::: Provided material :::
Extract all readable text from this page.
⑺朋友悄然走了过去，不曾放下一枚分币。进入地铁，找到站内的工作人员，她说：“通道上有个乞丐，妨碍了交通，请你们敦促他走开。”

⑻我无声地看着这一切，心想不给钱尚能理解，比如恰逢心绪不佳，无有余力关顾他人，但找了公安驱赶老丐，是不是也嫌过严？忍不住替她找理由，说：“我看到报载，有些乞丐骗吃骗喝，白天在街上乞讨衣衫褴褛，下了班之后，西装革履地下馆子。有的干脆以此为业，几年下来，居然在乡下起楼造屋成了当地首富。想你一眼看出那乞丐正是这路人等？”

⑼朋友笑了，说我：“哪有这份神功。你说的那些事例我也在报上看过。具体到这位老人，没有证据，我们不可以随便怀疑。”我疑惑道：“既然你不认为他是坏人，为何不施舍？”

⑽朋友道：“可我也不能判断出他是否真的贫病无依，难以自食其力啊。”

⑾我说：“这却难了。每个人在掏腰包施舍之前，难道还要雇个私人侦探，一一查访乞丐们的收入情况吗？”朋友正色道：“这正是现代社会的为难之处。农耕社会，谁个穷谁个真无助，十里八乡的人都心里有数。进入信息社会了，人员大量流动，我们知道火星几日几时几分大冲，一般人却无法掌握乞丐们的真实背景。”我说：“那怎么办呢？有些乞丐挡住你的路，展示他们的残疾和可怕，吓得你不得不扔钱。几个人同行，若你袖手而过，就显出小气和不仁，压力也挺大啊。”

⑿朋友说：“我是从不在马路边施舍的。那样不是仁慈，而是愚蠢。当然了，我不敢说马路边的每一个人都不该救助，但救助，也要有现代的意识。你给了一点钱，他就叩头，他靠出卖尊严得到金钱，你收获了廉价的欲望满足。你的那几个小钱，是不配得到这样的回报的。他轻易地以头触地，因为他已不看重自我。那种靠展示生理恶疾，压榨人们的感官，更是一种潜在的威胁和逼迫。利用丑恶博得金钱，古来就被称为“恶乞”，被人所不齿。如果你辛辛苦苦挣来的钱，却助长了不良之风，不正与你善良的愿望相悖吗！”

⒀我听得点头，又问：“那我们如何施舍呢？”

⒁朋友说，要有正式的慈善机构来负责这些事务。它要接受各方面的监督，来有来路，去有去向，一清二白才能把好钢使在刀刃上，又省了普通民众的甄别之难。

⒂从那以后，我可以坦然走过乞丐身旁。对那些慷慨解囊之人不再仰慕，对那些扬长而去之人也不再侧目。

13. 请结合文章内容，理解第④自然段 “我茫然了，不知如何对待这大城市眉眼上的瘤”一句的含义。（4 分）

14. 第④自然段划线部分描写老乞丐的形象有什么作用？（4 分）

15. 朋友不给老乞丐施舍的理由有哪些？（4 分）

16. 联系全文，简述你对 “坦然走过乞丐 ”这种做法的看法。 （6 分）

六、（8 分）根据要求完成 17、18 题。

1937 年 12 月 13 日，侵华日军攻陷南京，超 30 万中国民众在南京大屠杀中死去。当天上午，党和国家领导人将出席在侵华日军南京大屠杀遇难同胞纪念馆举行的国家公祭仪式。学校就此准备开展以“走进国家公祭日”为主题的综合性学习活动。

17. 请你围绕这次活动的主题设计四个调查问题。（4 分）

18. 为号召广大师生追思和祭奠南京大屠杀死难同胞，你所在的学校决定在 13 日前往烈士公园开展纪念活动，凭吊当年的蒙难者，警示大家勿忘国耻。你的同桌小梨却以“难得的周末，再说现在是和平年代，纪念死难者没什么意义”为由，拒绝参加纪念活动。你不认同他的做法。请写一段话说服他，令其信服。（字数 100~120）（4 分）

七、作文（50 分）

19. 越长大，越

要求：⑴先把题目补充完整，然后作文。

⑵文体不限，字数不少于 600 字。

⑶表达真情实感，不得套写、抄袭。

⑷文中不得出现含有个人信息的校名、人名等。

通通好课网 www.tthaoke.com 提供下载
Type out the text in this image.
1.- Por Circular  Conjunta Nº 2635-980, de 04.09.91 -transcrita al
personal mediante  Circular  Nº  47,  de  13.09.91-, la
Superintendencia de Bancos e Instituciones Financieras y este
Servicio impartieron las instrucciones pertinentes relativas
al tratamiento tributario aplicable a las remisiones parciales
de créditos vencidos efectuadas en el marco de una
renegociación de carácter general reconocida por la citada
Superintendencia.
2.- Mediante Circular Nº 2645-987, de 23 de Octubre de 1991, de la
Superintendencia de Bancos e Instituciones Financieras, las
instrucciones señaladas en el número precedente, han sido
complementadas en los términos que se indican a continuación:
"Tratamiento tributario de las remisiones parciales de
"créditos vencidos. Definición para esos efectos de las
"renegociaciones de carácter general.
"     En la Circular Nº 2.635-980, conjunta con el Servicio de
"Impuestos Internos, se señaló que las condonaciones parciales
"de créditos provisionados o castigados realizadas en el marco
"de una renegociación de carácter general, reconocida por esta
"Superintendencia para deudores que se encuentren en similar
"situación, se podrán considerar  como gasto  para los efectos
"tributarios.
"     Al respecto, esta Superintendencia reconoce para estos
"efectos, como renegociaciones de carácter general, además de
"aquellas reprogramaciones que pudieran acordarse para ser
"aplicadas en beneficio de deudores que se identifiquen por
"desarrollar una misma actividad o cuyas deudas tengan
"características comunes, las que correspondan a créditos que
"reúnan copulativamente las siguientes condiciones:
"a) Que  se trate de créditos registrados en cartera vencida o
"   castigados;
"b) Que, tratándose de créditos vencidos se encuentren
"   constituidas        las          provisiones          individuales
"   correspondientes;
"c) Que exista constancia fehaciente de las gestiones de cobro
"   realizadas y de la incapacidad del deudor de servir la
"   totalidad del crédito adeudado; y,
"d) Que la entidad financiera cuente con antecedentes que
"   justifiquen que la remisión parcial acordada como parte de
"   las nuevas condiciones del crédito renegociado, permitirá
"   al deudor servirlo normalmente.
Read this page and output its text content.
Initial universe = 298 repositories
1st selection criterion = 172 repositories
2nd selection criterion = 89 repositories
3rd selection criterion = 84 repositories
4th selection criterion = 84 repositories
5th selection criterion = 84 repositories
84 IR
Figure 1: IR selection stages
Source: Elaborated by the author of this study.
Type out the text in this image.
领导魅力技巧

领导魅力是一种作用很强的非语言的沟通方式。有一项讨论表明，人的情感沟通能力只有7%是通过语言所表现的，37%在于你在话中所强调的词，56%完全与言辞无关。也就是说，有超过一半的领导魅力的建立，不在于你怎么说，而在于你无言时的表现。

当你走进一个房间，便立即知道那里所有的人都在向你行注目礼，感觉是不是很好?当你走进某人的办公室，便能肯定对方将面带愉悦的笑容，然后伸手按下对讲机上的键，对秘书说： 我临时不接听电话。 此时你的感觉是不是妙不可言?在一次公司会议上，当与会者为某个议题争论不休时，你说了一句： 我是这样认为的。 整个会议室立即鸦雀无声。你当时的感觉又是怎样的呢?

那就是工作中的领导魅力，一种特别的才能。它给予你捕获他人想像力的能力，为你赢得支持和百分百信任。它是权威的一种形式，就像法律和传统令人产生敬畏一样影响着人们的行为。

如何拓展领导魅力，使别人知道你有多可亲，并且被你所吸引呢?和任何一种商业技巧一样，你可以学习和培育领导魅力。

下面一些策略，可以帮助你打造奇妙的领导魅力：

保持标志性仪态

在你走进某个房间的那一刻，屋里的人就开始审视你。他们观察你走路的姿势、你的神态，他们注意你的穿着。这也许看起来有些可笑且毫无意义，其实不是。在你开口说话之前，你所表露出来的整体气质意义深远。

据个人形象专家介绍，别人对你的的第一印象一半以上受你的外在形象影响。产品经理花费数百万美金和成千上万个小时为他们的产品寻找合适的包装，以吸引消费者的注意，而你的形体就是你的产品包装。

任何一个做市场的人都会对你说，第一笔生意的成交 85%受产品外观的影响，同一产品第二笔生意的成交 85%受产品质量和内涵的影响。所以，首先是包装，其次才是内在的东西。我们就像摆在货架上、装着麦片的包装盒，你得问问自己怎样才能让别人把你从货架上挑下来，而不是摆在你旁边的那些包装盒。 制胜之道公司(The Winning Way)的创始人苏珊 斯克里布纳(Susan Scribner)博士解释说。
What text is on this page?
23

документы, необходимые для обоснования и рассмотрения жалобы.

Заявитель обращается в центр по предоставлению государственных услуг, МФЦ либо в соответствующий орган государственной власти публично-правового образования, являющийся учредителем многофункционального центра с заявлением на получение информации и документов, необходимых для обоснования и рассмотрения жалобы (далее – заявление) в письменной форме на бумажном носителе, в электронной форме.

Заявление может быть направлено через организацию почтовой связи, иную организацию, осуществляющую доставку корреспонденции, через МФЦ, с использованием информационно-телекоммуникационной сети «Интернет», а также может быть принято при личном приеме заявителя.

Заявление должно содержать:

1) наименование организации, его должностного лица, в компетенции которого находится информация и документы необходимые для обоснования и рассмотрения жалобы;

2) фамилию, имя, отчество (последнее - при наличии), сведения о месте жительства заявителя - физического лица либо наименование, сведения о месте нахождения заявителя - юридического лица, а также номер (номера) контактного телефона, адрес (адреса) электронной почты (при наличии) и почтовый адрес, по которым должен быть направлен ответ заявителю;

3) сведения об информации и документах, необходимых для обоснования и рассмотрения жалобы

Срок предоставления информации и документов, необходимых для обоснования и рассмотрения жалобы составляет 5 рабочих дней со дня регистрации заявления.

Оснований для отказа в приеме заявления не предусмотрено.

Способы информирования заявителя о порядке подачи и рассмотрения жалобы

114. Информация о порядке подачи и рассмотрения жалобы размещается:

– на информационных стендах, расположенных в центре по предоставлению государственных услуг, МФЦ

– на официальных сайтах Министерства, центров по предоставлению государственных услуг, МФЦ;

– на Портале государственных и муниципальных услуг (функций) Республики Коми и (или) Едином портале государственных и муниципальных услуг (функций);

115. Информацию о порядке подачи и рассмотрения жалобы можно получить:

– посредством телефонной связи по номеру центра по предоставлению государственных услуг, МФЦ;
:::
- Stated exercise -
Return every line in the listing that contains the word "Instituciones".

- Exercise response -
Superintendencia de Bancos e Instituciones Financieras y este
Superintendencia de Bancos e Instituciones Financieras, las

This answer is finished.